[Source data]
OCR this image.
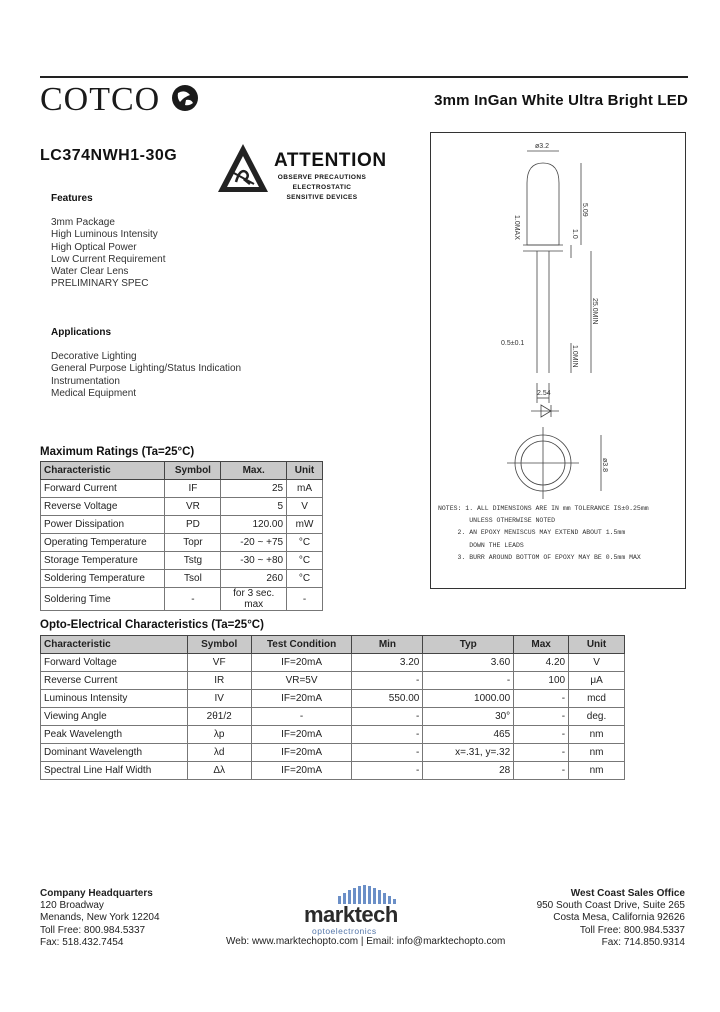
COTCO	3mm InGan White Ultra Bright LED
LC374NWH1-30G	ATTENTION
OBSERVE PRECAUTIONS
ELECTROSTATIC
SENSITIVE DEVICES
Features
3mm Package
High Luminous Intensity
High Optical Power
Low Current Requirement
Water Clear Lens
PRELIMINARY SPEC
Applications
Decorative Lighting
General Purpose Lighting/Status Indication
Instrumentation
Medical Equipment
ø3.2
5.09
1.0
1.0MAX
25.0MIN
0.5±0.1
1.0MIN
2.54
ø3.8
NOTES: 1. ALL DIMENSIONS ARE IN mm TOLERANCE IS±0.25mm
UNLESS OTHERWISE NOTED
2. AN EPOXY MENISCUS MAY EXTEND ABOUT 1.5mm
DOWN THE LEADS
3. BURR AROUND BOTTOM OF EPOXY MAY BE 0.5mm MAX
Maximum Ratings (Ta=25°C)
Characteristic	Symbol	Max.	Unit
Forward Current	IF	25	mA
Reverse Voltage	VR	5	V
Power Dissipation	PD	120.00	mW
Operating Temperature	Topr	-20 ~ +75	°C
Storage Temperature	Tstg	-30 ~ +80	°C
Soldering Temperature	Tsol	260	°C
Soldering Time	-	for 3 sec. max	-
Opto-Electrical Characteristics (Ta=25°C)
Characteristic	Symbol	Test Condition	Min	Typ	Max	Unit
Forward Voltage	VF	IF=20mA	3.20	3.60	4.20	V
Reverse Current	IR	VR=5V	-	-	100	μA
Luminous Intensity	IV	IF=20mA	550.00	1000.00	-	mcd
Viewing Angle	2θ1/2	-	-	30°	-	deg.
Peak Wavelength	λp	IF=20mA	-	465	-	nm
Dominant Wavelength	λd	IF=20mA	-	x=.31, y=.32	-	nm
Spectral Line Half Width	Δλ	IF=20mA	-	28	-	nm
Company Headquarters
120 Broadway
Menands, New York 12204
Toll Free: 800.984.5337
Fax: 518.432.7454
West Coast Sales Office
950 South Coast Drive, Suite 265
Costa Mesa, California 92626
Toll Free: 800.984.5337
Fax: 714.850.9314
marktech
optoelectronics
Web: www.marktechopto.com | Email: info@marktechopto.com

- [AIM]
Omit the pictures, then quote the rest of the material above exactly.

- [RESULT FOR THIS EXERCISE]
OCR this image.
COTCO	3mm InGan White Ultra Bright LED
LC374NWH1-30G	ATTENTION
OBSERVE PRECAUTIONS
ELECTROSTATIC
SENSITIVE DEVICES
Features
3mm Package
High Luminous Intensity
High Optical Power
Low Current Requirement
Water Clear Lens
PRELIMINARY SPEC
Applications
Decorative Lighting
General Purpose Lighting/Status Indication
Instrumentation
Medical Equipment
ø3.2
5.09
1.0
1.0MAX
25.0MIN
0.5±0.1
1.0MIN
2.54
ø3.8
NOTES: 1. ALL DIMENSIONS ARE IN mm TOLERANCE IS±0.25mm
UNLESS OTHERWISE NOTED
2. AN EPOXY MENISCUS MAY EXTEND ABOUT 1.5mm
DOWN THE LEADS
3. BURR AROUND BOTTOM OF EPOXY MAY BE 0.5mm MAX
Maximum Ratings (Ta=25°C)
Characteristic	Symbol	Max.	Unit
Forward Current	IF	25	mA
Reverse Voltage	VR	5	V
Power Dissipation	PD	120.00	mW
Operating Temperature	Topr	-20 ~ +75	°C
Storage Temperature	Tstg	-30 ~ +80	°C
Soldering Temperature	Tsol	260	°C
Soldering Time	-	for 3 sec. max	-
Opto-Electrical Characteristics (Ta=25°C)
Characteristic	Symbol	Test Condition	Min	Typ	Max	Unit
Forward Voltage	VF	IF=20mA	3.20	3.60	4.20	V
Reverse Current	IR	VR=5V	-	-	100	μA
Luminous Intensity	IV	IF=20mA	550.00	1000.00	-	mcd
Viewing Angle	2θ1/2	-	-	30°	-	deg.
Peak Wavelength	λp	IF=20mA	-	465	-	nm
Dominant Wavelength	λd	IF=20mA	-	x=.31, y=.32	-	nm
Spectral Line Half Width	Δλ	IF=20mA	-	28	-	nm
Company Headquarters
120 Broadway
Menands, New York 12204
Toll Free: 800.984.5337
Fax: 518.432.7454
West Coast Sales Office
950 South Coast Drive, Suite 265
Costa Mesa, California 92626
Toll Free: 800.984.5337
Fax: 714.850.9314
marktech
optoelectronics
Web: www.marktechopto.com | Email: info@marktechopto.com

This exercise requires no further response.